_PROBLEM STATEMENT_
From the lines below, select every one that contains the string "title" and copy each selected line in full.

[Start of WORKING DATA]

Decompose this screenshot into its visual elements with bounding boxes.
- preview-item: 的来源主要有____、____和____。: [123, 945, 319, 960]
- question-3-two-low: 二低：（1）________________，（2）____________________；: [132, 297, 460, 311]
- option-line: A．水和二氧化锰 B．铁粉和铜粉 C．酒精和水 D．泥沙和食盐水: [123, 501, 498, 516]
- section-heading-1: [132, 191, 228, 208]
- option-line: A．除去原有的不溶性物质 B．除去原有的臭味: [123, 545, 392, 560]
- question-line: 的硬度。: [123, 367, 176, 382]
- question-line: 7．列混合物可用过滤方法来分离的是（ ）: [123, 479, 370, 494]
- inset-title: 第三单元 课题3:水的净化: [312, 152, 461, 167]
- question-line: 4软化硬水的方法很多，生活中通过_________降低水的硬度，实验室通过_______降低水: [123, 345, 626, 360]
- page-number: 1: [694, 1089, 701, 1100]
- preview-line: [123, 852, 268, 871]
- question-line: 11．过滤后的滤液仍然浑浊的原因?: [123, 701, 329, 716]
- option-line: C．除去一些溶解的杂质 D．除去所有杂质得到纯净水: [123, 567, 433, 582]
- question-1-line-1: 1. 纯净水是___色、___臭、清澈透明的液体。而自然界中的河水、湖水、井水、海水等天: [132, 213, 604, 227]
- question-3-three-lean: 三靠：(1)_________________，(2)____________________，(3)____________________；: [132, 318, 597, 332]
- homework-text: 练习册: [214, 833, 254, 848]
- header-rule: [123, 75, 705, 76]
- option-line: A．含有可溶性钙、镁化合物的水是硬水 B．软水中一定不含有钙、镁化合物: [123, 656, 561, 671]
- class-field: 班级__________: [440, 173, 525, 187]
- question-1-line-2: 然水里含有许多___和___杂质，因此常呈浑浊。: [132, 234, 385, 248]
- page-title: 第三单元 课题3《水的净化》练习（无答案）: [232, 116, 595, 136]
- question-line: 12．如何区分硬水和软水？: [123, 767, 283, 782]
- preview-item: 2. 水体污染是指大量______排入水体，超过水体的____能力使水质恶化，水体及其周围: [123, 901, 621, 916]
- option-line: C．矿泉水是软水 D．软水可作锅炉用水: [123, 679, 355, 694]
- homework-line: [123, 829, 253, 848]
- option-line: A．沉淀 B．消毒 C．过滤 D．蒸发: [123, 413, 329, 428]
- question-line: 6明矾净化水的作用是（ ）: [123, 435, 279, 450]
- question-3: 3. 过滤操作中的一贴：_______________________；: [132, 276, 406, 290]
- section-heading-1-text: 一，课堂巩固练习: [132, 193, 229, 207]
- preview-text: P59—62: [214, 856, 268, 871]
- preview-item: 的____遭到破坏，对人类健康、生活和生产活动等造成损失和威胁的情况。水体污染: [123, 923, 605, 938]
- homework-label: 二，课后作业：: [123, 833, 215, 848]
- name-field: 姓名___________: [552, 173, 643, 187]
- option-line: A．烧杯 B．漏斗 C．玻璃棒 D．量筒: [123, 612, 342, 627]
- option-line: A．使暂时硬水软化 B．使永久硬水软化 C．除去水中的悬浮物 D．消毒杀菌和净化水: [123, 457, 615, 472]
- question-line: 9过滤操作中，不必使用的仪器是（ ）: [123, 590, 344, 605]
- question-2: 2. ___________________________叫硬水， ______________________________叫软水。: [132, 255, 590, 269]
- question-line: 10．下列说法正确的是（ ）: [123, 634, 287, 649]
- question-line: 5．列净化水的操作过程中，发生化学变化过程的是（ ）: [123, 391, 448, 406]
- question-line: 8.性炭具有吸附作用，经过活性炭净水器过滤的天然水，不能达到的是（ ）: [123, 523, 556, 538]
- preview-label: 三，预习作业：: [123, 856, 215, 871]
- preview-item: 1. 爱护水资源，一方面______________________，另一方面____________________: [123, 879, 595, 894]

[End of WORKING DATA]

_RESPONSE_
- inset-title: 第三单元 课题3:水的净化: [312, 152, 461, 167]
- page-title: 第三单元 课题3《水的净化》练习（无答案）: [232, 116, 595, 136]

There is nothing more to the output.